Aim
Copy out the entries exactly, from the first line to the last.

Material for this task
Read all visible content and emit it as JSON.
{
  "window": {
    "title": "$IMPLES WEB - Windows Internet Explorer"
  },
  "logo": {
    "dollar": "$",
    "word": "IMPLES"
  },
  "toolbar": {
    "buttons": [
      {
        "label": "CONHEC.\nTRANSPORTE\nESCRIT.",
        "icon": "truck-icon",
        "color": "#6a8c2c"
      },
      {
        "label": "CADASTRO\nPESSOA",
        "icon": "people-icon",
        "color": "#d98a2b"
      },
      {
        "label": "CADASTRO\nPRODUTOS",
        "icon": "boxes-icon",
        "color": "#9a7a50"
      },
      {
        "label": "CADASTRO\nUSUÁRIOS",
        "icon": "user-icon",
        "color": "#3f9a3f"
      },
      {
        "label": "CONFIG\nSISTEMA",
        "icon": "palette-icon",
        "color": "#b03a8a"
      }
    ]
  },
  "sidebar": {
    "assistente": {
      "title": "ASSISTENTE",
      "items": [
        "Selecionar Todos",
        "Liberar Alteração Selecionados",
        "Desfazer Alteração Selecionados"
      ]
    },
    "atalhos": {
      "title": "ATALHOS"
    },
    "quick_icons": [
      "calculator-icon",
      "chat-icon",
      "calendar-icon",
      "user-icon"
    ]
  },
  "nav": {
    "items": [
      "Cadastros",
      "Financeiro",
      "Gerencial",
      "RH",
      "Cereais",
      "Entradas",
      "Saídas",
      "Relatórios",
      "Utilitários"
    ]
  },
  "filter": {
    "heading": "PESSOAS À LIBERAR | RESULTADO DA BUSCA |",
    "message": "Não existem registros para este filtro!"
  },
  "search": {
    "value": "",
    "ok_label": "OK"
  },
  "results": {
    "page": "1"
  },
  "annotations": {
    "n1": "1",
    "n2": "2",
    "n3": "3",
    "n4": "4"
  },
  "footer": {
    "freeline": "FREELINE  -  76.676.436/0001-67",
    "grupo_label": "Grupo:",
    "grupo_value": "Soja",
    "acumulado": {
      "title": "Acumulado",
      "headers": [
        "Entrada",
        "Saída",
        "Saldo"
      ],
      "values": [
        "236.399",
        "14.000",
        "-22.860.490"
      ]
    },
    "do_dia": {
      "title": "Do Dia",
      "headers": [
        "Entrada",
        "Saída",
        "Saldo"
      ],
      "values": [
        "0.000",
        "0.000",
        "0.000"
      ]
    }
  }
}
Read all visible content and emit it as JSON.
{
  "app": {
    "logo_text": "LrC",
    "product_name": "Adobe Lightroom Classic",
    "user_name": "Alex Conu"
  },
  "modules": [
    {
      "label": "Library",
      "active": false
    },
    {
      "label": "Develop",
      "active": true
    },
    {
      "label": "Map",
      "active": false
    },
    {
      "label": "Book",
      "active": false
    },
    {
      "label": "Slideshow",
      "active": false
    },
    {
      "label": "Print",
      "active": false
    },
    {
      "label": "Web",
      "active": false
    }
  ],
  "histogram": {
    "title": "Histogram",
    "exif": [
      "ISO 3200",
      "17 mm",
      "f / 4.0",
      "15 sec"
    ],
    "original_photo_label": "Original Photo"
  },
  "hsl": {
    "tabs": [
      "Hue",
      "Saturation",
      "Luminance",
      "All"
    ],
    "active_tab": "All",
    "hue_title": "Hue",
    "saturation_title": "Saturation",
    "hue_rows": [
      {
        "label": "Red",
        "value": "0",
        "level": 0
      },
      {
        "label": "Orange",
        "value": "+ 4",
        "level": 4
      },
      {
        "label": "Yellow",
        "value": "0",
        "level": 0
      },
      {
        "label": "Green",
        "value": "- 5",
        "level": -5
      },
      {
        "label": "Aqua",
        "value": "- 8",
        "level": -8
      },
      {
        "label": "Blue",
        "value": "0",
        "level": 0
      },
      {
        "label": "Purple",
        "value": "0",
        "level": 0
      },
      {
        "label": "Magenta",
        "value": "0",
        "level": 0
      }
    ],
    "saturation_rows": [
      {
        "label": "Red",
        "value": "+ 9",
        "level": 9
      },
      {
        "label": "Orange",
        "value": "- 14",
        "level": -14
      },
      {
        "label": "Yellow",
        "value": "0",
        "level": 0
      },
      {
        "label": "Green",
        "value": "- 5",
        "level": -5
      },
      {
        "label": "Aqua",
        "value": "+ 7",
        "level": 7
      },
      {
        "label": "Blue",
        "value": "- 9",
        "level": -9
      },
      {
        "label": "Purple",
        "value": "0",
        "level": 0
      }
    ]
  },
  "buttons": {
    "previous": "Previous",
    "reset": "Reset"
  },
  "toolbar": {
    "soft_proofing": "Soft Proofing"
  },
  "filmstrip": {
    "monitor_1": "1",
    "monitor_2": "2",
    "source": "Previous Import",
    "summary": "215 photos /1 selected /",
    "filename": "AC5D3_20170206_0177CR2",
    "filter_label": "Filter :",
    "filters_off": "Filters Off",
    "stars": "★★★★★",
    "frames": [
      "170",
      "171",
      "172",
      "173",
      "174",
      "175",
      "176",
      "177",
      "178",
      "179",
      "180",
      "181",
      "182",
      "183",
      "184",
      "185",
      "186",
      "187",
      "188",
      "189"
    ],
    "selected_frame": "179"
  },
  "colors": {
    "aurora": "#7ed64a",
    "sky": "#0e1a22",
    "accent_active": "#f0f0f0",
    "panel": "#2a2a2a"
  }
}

Answer to the problem
Read all visible content and emit it as JSON.
{
  "window": {
    "title": "$IMPLES WEB - Windows Internet Explorer"
  },
  "logo": {
    "dollar": "$",
    "word": "IMPLES"
  },
  "toolbar": {
    "buttons": [
      {
        "label": "CONHEC.\nTRANSPORTE\nESCRIT.",
        "icon": "truck-icon",
        "color": "#6a8c2c"
      },
      {
        "label": "CADASTRO\nPESSOA",
        "icon": "people-icon",
        "color": "#d98a2b"
      },
      {
        "label": "CADASTRO\nPRODUTOS",
        "icon": "boxes-icon",
        "color": "#9a7a50"
      },
      {
        "label": "CADASTRO\nUSUÁRIOS",
        "icon": "user-icon",
        "color": "#3f9a3f"
      },
      {
        "label": "CONFIG\nSISTEMA",
        "icon": "palette-icon",
        "color": "#b03a8a"
      }
    ]
  },
  "sidebar": {
    "assistente": {
      "title": "ASSISTENTE",
      "items": [
        "Selecionar Todos",
        "Liberar Alteração Selecionados",
        "Desfazer Alteração Selecionados"
      ]
    },
    "atalhos": {
      "title": "ATALHOS"
    },
    "quick_icons": [
      "calculator-icon",
      "chat-icon",
      "calendar-icon",
      "user-icon"
    ]
  },
  "nav": {
    "items": [
      "Cadastros",
      "Financeiro",
      "Gerencial",
      "RH",
      "Cereais",
      "Entradas",
      "Saídas",
      "Relatórios",
      "Utilitários"
    ]
  },
  "filter": {
    "heading": "PESSOAS À LIBERAR | RESULTADO DA BUSCA |",
    "message": "Não existem registros para este filtro!"
  },
  "search": {
    "value": "",
    "ok_label": "OK"
  },
  "results": {
    "page": "1"
  },
  "annotations": {
    "n1": "1",
    "n2": "2",
    "n3": "3",
    "n4": "4"
  },
  "footer": {
    "freeline": "FREELINE  -  76.676.436/0001-67",
    "grupo_label": "Grupo:",
    "grupo_value": "Soja",
    "acumulado": {
      "title": "Acumulado",
      "headers": [
        "Entrada",
        "Saída",
        "Saldo"
      ],
      "values": [
        "236.399",
        "14.000",
        "-22.860.490"
      ]
    },
    "do_dia": {
      "title": "Do Dia",
      "headers": [
        "Entrada",
        "Saída",
        "Saldo"
      ],
      "values": [
        "0.000",
        "0.000",
        "0.000"
      ]
    }
  }
}
Read all visible content and emit it as JSON.
{
  "app": {
    "logo_text": "LrC",
    "product_name": "Adobe Lightroom Classic",
    "user_name": "Alex Conu"
  },
  "modules": [
    {
      "label": "Library",
      "active": false
    },
    {
      "label": "Develop",
      "active": true
    },
    {
      "label": "Map",
      "active": false
    },
    {
      "label": "Book",
      "active": false
    },
    {
      "label": "Slideshow",
      "active": false
    },
    {
      "label": "Print",
      "active": false
    },
    {
      "label": "Web",
      "active": false
    }
  ],
  "histogram": {
    "title": "Histogram",
    "exif": [
      "ISO 3200",
      "17 mm",
      "f / 4.0",
      "15 sec"
    ],
    "original_photo_label": "Original Photo"
  },
  "hsl": {
    "tabs": [
      "Hue",
      "Saturation",
      "Luminance",
      "All"
    ],
    "active_tab": "All",
    "hue_title": "Hue",
    "saturation_title": "Saturation",
    "hue_rows": [
      {
        "label": "Red",
        "value": "0",
        "level": 0
      },
      {
        "label": "Orange",
        "value": "+ 4",
        "level": 4
      },
      {
        "label": "Yellow",
        "value": "0",
        "level": 0
      },
      {
        "label": "Green",
        "value": "- 5",
        "level": -5
      },
      {
        "label": "Aqua",
        "value": "- 8",
        "level": -8
      },
      {
        "label": "Blue",
        "value": "0",
        "level": 0
      },
      {
        "label": "Purple",
        "value": "0",
        "level": 0
      },
      {
        "label": "Magenta",
        "value": "0",
        "level": 0
      }
    ],
    "saturation_rows": [
      {
        "label": "Red",
        "value": "+ 9",
        "level": 9
      },
      {
        "label": "Orange",
        "value": "- 14",
        "level": -14
      },
      {
        "label": "Yellow",
        "value": "0",
        "level": 0
      },
      {
        "label": "Green",
        "value": "- 5",
        "level": -5
      },
      {
        "label": "Aqua",
        "value": "+ 7",
        "level": 7
      },
      {
        "label": "Blue",
        "value": "- 9",
        "level": -9
      },
      {
        "label": "Purple",
        "value": "0",
        "level": 0
      }
    ]
  },
  "buttons": {
    "previous": "Previous",
    "reset": "Reset"
  },
  "toolbar": {
    "soft_proofing": "Soft Proofing"
  },
  "filmstrip": {
    "monitor_1": "1",
    "monitor_2": "2",
    "source": "Previous Import",
    "summary": "215 photos /1 selected /",
    "filename": "AC5D3_20170206_0177CR2",
    "filter_label": "Filter :",
    "filters_off": "Filters Off",
    "stars": "★★★★★",
    "frames": [
      "170",
      "171",
      "172",
      "173",
      "174",
      "175",
      "176",
      "177",
      "178",
      "179",
      "180",
      "181",
      "182",
      "183",
      "184",
      "185",
      "186",
      "187",
      "188",
      "189"
    ],
    "selected_frame": "179"
  },
  "colors": {
    "aurora": "#7ed64a",
    "sky": "#0e1a22",
    "accent_active": "#f0f0f0",
    "panel": "#2a2a2a"
  }
}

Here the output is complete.